* [What you are asked to do]
Search the material below for the string "read" and list each line that holds it.

* [Material]
• • • •

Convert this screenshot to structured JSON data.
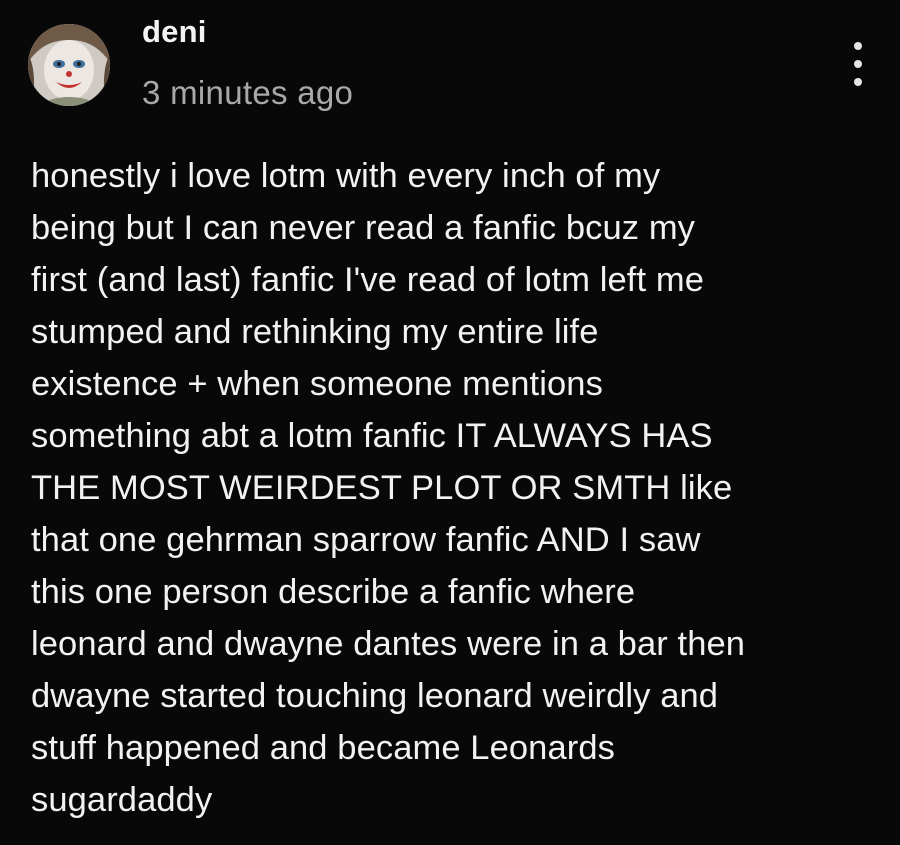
{
  "comment": {
    "author": "deni",
    "timestamp": "3 minutes ago",
    "avatar_icon": "clown-makeup-avatar",
    "more_icon": "more-vertical-icon",
    "body_lines": [
      "honestly i love lotm with every inch of my",
      "being but I can never read a fanfic bcuz my",
      "first (and last) fanfic I've read of lotm left me",
      "stumped and rethinking my entire life",
      "existence + when someone mentions",
      "something abt a lotm fanfic IT ALWAYS HAS",
      "THE MOST WEIRDEST PLOT OR SMTH like",
      "that one gehrman sparrow fanfic AND I saw",
      "this one person describe a fanfic where",
      "leonard and dwayne dantes were in a bar then",
      "dwayne started touching leonard weirdly and",
      "stuff happened and became Leonards",
      "sugardaddy"
    ]
  },
  "colors": {
    "background": "#080808",
    "text_primary": "#f2f2f2",
    "text_secondary": "#a9a9a9"
  }
}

• • • •

* [Answer for this exercise]
      "being but I can never read a fanfic bcuz my",
      "first (and last) fanfic I've read of lotm left me",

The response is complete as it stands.